Records for the task
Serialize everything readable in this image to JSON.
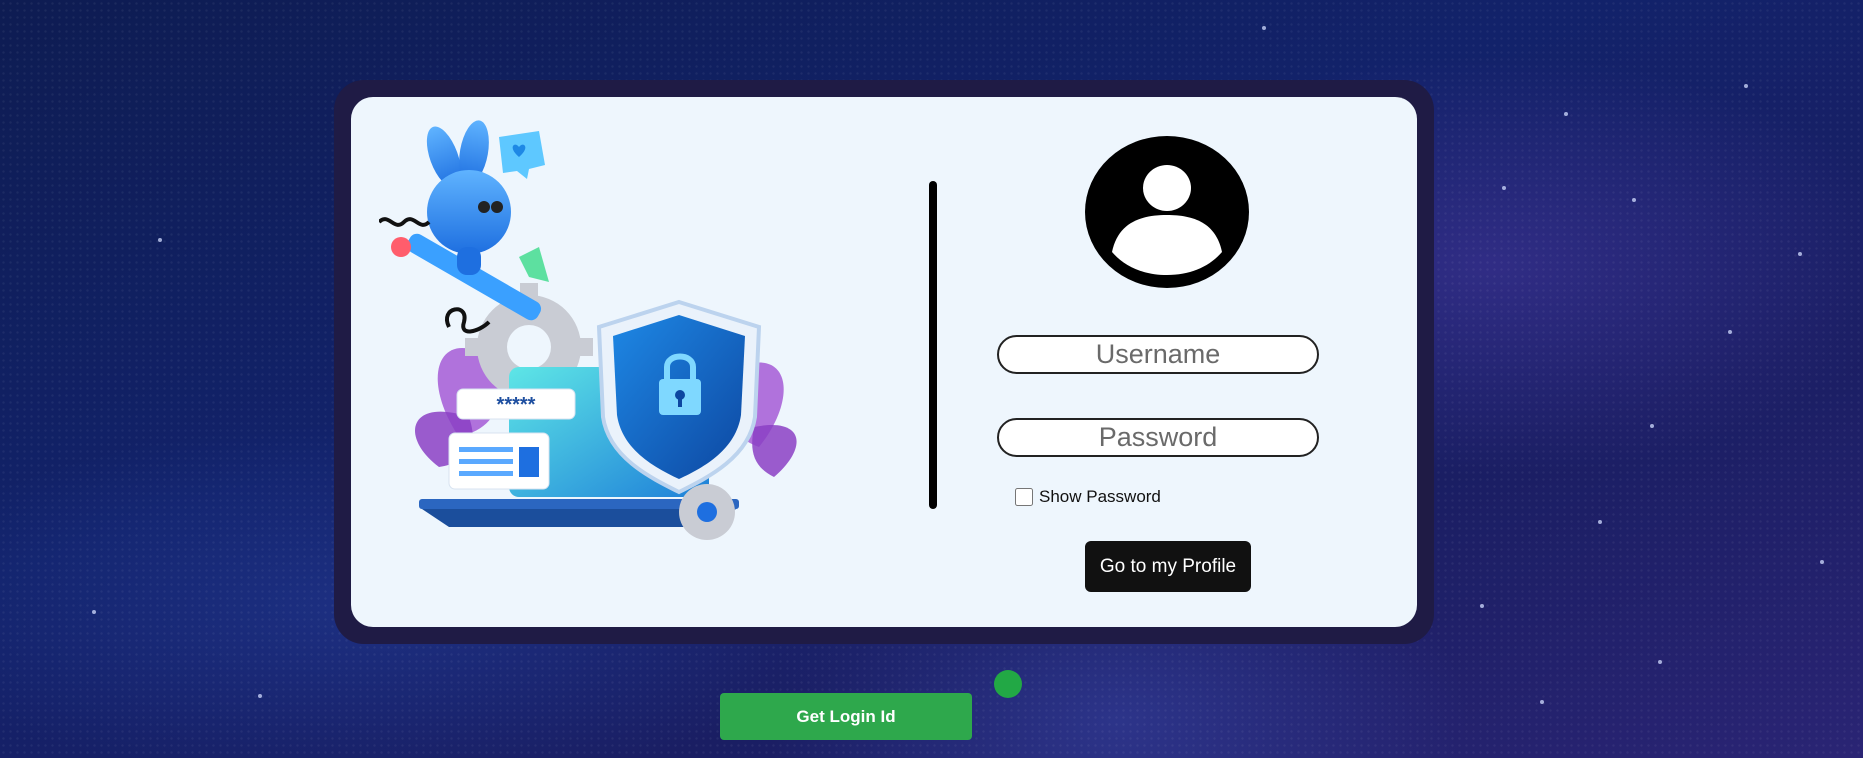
{
  "login": {
    "username_placeholder": "Username",
    "password_placeholder": "Password",
    "show_password_label": "Show Password",
    "profile_button_label": "Go to my Profile",
    "password_mask": "*****"
  },
  "footer": {
    "login_id_button_label": "Get Login Id"
  },
  "icons": {
    "avatar": "user-avatar-icon",
    "shield": "shield-lock-icon",
    "gear": "gear-icon",
    "laptop": "laptop-icon"
  },
  "colors": {
    "background": "#12226a",
    "card_frame": "#1f1b45",
    "card": "#eef6fd",
    "profile_button": "#111111",
    "login_id_button": "#2ea84c",
    "status_dot": "#22a845"
  }
}
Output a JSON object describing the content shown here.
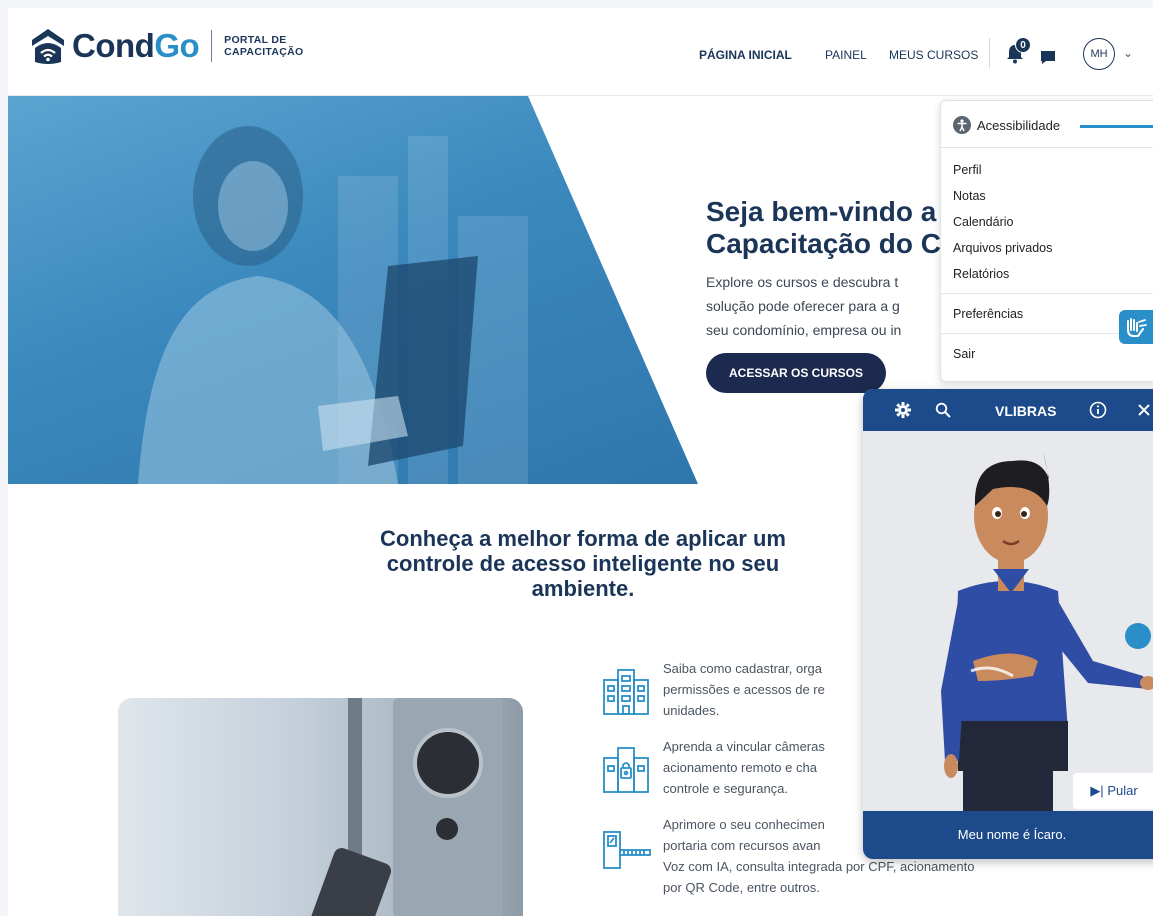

Short exercise
Exclude every picture and copy the remaining data exactly.

Correct result
Serialize everything readable in this image to JSON.
{
  "login": {
    "username_placeholder": "Username",
    "password_placeholder": "Password",
    "show_password_label": "Show Password",
    "profile_button_label": "Go to my Profile",
    "password_mask": "*****"
  },
  "footer": {
    "login_id_button_label": "Get Login Id"
  },
  "icons": {
    "avatar": "user-avatar-icon",
    "shield": "shield-lock-icon",
    "gear": "gear-icon",
    "laptop": "laptop-icon"
  },
  "colors": {
    "background": "#12226a",
    "card_frame": "#1f1b45",
    "card": "#eef6fd",
    "profile_button": "#111111",
    "login_id_button": "#2ea84c",
    "status_dot": "#22a845"
  }
}
Output a JSON object describing the content shown here.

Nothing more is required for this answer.